(begin)
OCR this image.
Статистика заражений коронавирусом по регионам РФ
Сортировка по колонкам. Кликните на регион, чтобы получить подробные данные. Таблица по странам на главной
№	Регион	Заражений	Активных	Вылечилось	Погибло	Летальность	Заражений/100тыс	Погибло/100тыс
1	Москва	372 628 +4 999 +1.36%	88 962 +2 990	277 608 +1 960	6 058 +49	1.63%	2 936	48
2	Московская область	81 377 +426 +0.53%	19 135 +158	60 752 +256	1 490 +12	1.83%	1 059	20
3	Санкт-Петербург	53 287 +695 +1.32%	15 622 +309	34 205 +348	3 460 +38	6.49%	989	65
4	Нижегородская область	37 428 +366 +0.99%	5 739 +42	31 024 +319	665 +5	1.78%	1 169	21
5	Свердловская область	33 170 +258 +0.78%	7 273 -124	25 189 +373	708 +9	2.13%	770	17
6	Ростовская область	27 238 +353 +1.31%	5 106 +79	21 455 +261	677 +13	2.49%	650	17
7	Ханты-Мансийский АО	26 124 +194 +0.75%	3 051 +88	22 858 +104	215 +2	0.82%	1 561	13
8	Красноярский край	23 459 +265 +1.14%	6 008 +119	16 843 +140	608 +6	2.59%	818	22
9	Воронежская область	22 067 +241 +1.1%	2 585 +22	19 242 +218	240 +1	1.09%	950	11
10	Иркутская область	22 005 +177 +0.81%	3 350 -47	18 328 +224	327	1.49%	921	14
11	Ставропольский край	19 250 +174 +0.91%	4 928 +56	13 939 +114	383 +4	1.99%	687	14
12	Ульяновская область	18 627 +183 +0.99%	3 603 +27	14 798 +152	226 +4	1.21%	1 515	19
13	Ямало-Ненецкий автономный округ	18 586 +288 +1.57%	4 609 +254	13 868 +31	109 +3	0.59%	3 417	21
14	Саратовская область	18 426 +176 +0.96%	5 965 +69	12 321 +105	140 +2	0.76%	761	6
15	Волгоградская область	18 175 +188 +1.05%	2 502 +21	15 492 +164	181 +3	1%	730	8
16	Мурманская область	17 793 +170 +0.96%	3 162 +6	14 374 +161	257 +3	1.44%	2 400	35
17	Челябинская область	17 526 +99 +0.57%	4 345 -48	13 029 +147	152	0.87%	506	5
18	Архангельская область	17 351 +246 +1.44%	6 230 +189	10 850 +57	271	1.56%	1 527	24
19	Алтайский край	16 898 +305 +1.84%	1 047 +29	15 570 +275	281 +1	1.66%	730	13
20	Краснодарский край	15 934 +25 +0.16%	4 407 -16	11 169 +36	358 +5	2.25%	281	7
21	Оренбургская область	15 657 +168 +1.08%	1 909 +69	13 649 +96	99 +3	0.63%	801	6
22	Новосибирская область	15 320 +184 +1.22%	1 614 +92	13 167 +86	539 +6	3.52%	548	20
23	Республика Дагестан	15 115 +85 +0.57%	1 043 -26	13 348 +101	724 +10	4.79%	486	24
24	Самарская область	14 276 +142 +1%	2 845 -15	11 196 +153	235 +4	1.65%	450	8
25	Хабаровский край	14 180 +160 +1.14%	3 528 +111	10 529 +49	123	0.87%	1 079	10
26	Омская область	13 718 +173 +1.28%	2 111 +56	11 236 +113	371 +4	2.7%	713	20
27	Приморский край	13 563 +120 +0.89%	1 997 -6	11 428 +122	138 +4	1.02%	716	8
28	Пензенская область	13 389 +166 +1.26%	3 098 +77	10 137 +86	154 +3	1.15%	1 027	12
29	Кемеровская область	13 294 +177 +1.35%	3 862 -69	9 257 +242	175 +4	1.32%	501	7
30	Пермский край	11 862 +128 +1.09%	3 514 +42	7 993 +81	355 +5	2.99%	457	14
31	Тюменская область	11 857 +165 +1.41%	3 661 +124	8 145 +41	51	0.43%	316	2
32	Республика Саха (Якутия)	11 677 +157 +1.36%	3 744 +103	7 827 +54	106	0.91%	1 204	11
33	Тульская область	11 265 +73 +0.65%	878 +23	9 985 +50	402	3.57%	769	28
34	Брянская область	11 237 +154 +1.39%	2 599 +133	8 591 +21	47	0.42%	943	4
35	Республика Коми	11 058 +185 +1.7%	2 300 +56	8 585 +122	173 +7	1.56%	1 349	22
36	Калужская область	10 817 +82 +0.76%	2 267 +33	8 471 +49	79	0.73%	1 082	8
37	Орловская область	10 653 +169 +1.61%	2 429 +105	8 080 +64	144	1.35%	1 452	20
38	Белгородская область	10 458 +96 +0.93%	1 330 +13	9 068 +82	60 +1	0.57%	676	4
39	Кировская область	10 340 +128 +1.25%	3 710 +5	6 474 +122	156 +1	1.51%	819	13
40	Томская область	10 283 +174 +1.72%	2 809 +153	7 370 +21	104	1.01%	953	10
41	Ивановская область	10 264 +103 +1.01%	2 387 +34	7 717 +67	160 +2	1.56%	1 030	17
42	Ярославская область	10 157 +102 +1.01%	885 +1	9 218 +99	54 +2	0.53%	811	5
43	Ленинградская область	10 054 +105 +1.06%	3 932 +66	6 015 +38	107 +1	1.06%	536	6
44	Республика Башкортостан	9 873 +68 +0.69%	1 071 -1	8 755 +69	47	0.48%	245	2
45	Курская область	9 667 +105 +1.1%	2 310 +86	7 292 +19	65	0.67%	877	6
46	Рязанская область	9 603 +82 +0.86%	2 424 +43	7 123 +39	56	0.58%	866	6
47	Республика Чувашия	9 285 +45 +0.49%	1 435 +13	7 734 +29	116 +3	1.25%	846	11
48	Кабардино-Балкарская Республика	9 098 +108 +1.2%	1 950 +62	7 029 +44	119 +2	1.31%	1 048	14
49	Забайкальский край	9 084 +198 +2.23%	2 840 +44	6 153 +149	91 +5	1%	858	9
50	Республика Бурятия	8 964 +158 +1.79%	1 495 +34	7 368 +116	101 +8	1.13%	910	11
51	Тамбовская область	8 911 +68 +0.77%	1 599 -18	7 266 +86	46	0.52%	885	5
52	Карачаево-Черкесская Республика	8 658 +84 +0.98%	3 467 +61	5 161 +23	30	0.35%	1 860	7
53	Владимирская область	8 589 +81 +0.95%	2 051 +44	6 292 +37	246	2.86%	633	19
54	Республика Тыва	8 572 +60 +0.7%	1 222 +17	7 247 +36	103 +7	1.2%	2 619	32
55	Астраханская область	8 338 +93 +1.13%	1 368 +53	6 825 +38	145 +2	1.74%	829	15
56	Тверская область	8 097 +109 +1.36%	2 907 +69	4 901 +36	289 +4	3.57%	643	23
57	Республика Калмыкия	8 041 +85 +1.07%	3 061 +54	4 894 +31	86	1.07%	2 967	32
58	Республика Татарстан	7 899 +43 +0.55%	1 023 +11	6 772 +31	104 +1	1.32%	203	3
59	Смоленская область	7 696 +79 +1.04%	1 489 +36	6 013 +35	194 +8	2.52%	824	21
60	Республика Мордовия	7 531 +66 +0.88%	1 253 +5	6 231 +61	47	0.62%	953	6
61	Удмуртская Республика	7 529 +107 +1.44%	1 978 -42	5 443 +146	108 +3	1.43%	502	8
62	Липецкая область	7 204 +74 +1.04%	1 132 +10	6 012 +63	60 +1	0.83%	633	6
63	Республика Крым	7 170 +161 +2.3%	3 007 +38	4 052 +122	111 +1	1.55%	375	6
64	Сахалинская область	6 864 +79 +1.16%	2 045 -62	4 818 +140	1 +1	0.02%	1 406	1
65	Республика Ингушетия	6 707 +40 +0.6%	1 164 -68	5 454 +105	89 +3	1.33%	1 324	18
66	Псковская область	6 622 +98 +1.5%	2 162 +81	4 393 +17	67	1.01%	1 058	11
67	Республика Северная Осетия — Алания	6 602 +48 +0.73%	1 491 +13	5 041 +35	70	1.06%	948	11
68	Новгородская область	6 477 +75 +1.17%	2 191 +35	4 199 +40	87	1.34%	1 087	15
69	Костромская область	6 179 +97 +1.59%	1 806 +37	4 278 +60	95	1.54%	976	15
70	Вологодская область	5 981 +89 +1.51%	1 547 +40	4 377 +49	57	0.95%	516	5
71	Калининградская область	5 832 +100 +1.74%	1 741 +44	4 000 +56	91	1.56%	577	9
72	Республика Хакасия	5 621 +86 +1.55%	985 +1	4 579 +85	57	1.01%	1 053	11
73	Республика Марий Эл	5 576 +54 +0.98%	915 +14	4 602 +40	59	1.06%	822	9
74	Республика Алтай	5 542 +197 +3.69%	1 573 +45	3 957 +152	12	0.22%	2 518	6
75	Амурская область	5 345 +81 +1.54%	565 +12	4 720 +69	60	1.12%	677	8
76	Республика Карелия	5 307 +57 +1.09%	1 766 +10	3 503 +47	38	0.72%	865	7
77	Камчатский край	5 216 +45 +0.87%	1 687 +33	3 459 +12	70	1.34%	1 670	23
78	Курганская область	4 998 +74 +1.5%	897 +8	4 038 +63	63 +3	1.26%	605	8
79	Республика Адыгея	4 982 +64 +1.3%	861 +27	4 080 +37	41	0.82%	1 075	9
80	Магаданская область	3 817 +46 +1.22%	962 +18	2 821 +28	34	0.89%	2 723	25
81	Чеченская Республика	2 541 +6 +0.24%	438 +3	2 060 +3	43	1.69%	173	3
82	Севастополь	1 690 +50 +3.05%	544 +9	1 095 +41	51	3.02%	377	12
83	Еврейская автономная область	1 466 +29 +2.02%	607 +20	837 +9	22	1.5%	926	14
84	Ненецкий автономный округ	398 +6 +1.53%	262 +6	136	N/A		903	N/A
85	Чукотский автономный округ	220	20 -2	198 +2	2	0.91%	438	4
(end)
# What you will do
Your task is to list each line of the records with the word "Ненецкий".

# Solution
13	Ямало-Ненецкий автономный округ	18 586 +288 +1.57%	4 609 +254	13 868 +31	109 +3	0.59%	3 417	21
84	Ненецкий автономный округ	398 +6 +1.53%	262 +6	136	N/A		903	N/A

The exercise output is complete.